■ **Work required**:
Take every line from the listing below that contains "H₂SO₄".

■ **Records provided**:
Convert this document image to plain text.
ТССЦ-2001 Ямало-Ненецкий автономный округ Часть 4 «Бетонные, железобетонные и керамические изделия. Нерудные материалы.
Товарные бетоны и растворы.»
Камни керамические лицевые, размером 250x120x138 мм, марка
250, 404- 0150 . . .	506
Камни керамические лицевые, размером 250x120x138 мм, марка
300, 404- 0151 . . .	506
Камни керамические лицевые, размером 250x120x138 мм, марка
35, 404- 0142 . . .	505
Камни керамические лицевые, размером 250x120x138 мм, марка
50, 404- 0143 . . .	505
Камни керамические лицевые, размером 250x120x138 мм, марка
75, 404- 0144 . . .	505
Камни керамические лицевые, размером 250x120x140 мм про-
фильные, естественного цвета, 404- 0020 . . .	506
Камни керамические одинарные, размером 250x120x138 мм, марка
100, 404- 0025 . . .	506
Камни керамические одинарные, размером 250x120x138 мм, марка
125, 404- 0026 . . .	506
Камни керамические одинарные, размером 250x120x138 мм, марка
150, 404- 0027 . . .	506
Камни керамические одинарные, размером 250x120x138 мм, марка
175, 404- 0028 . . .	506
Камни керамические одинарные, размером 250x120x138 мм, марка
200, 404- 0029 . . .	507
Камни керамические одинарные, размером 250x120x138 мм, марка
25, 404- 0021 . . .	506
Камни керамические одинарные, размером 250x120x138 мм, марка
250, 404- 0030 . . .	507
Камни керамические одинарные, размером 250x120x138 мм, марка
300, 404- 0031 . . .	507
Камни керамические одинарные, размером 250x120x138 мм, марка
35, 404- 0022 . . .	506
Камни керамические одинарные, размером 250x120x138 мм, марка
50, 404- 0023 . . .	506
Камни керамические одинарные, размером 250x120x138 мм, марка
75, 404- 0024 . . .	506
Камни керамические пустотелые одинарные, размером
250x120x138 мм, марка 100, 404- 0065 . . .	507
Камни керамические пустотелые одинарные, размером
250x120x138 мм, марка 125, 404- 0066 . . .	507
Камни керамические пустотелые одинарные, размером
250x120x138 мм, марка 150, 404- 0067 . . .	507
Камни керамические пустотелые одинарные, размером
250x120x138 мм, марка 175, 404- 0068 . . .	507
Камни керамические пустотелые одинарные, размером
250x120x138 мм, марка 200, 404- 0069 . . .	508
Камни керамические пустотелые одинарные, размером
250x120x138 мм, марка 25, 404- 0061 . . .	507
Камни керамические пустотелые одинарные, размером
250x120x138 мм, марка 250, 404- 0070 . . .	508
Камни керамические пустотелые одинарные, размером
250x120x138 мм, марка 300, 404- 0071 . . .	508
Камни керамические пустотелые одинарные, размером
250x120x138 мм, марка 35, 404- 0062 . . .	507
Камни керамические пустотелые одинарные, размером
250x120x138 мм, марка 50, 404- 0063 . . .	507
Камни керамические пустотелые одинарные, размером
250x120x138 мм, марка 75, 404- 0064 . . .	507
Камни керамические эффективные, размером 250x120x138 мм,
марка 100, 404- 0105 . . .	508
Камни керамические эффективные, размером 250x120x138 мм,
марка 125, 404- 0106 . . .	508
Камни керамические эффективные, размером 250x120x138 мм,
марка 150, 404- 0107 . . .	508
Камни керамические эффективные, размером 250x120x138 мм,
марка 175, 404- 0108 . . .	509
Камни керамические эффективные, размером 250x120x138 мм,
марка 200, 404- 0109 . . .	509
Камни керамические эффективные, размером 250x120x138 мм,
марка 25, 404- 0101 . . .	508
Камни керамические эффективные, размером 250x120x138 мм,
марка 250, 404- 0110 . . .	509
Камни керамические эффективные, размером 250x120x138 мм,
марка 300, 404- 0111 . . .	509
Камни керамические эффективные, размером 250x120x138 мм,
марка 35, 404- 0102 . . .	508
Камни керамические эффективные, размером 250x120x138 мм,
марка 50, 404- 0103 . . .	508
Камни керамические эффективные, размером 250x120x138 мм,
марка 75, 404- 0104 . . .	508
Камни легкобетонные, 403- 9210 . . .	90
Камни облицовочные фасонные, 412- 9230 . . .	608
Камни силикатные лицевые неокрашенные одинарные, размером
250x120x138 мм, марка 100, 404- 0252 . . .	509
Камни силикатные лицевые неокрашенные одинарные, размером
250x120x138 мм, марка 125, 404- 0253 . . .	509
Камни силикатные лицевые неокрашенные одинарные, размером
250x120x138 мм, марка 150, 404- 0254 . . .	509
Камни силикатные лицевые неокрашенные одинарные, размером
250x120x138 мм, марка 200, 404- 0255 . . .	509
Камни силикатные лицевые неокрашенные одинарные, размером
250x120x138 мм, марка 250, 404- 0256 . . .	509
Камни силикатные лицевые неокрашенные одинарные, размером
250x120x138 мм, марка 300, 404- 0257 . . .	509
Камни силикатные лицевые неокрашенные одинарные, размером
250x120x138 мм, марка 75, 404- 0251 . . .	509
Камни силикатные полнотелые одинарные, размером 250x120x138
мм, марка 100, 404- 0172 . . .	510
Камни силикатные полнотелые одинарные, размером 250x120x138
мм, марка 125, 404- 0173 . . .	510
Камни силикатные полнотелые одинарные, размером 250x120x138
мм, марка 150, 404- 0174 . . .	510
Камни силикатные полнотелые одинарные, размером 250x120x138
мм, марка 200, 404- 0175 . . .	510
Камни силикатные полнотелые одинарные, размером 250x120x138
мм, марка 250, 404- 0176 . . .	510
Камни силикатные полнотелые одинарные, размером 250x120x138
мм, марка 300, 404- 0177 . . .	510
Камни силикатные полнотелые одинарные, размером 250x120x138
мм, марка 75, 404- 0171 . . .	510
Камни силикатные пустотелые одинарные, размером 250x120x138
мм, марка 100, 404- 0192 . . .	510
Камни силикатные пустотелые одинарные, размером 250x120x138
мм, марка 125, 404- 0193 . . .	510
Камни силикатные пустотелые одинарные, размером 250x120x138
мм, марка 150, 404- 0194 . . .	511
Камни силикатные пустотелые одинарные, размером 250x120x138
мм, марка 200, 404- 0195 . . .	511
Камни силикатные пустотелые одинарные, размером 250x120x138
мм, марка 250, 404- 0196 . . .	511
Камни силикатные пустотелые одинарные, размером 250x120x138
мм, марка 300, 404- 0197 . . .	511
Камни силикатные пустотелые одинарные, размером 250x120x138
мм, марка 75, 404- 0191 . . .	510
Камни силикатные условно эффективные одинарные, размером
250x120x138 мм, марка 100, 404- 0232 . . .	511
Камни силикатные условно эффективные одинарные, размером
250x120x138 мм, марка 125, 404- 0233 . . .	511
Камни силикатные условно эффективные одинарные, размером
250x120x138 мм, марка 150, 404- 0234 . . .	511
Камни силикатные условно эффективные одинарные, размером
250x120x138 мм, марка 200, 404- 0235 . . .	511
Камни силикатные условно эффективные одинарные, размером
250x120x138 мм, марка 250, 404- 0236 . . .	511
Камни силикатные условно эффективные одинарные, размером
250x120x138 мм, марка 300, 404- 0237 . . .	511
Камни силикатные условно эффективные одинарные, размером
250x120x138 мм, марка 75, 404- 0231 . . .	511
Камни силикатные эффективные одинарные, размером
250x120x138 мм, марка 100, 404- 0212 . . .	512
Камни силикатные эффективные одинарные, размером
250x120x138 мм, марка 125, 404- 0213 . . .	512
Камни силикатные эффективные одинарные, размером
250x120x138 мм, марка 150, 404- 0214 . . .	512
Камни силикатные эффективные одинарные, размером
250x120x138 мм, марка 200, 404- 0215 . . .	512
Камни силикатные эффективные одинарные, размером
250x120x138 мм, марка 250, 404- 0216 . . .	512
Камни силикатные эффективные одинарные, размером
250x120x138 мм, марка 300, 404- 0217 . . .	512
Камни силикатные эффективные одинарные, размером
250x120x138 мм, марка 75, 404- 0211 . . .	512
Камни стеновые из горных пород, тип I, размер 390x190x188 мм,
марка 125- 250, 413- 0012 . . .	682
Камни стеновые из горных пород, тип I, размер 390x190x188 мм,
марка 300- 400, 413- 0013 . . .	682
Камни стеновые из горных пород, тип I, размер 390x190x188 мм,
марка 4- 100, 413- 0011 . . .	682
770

* * *

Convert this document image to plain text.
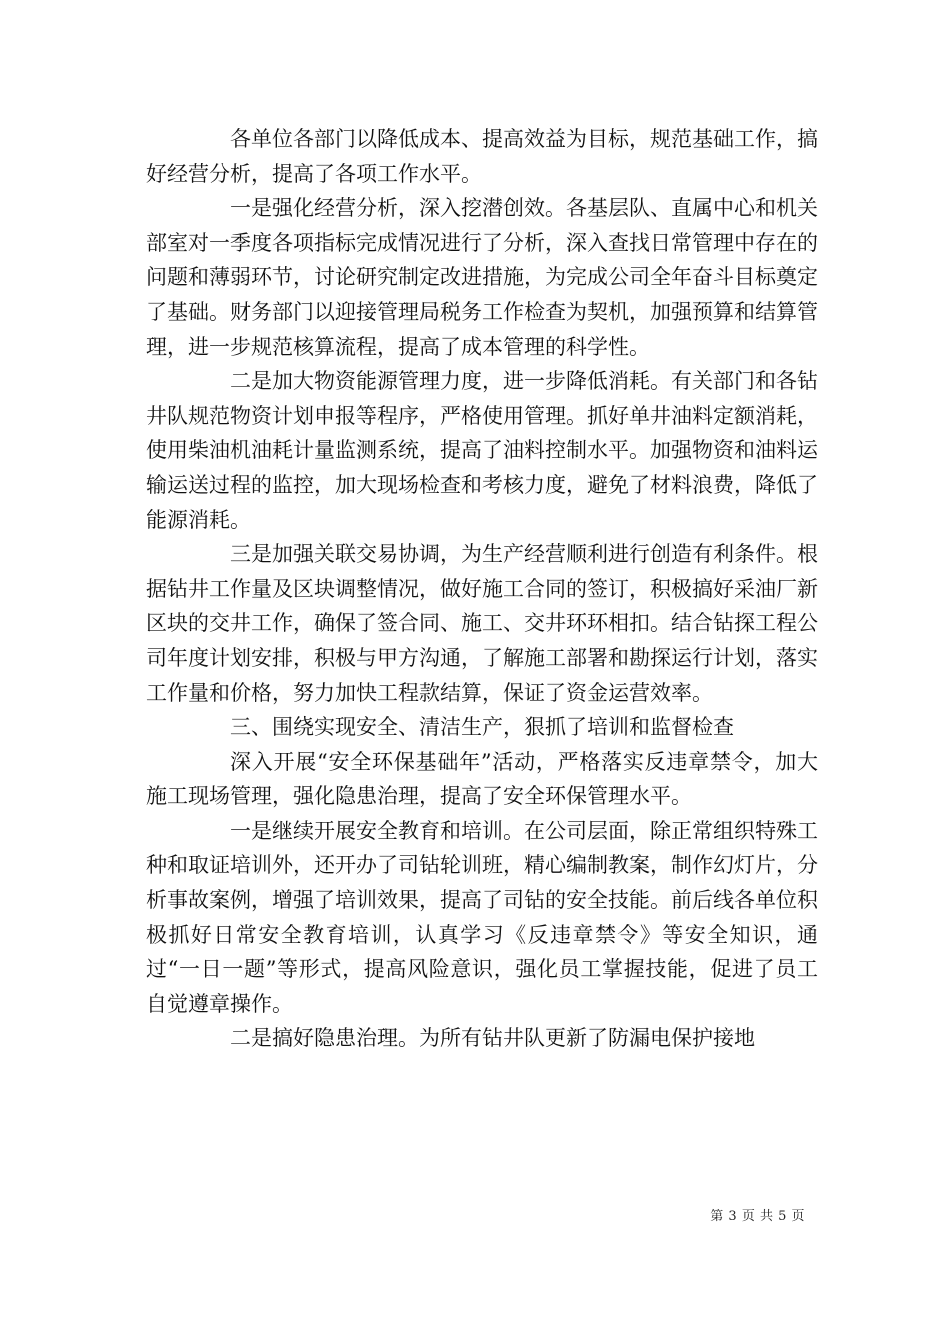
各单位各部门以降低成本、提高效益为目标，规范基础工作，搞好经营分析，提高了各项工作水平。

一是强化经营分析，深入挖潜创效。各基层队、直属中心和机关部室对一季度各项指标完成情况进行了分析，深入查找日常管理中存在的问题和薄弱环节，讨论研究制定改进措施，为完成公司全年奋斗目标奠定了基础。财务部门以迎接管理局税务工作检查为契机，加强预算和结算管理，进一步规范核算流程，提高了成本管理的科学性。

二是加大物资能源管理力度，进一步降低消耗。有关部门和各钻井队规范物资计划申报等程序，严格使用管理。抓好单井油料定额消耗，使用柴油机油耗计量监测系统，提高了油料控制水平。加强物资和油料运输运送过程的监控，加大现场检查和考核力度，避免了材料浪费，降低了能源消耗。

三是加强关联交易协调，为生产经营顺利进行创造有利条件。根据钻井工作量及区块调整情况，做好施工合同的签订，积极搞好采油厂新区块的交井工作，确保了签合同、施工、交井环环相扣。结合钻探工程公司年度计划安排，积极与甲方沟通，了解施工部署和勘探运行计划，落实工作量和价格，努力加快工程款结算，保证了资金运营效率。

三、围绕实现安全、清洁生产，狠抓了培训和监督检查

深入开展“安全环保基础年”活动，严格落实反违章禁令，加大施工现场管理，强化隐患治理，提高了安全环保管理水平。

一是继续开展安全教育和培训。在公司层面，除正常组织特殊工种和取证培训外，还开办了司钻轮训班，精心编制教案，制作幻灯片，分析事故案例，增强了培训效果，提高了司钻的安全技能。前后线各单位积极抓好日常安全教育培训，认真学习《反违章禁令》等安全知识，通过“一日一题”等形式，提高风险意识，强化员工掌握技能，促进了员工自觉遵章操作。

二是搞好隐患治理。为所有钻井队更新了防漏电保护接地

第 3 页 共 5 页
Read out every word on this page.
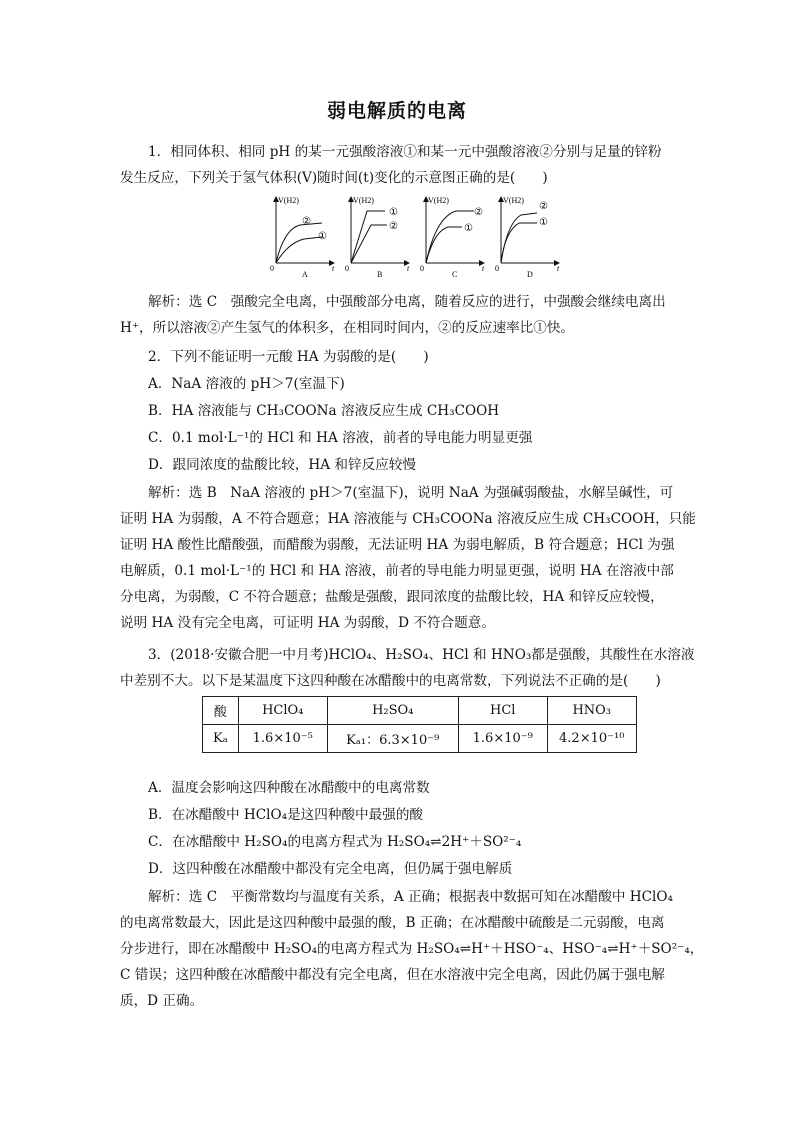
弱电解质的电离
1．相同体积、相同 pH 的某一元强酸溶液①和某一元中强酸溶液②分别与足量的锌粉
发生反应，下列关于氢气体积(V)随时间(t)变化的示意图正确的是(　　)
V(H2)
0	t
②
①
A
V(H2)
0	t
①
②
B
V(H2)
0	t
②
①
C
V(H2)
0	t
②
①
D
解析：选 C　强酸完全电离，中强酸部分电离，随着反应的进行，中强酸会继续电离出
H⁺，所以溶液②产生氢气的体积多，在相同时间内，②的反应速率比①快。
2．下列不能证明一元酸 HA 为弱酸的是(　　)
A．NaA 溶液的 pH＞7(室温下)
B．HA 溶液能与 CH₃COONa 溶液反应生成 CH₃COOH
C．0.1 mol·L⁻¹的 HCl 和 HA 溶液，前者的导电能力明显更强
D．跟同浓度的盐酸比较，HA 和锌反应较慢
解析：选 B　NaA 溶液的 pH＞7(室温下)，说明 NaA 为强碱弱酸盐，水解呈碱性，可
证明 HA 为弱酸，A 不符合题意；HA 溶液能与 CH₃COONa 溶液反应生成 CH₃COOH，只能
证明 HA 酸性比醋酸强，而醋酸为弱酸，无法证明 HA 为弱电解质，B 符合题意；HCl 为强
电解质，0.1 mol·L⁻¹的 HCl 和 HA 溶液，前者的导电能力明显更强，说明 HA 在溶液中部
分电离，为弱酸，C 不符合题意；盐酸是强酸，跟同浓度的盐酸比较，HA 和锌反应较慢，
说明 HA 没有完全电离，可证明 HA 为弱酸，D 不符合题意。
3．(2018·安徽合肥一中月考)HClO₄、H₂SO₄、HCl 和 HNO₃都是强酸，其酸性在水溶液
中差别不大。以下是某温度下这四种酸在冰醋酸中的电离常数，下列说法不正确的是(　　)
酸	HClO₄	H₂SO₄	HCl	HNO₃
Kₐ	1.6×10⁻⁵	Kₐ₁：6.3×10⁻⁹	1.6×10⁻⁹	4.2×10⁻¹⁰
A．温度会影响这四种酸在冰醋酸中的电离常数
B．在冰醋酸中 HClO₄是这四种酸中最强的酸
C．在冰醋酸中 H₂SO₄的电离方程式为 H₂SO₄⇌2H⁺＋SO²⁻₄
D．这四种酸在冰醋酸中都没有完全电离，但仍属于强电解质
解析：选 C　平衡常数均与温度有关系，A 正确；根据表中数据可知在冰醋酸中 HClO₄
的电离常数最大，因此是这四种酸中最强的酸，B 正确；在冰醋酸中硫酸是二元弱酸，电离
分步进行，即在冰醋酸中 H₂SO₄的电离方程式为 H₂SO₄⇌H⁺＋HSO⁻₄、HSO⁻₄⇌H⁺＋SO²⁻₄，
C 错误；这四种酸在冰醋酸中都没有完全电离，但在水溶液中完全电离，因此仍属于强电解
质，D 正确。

■ **Expected answer**:
3．(2018·安徽合肥一中月考)HClO₄、H₂SO₄、HCl 和 HNO₃都是强酸，其酸性在水溶液
酸	HClO₄	H₂SO₄	HCl	HNO₃
C．在冰醋酸中 H₂SO₄的电离方程式为 H₂SO₄⇌2H⁺＋SO²⁻₄
分步进行，即在冰醋酸中 H₂SO₄的电离方程式为 H₂SO₄⇌H⁺＋HSO⁻₄、HSO⁻₄⇌H⁺＋SO²⁻₄，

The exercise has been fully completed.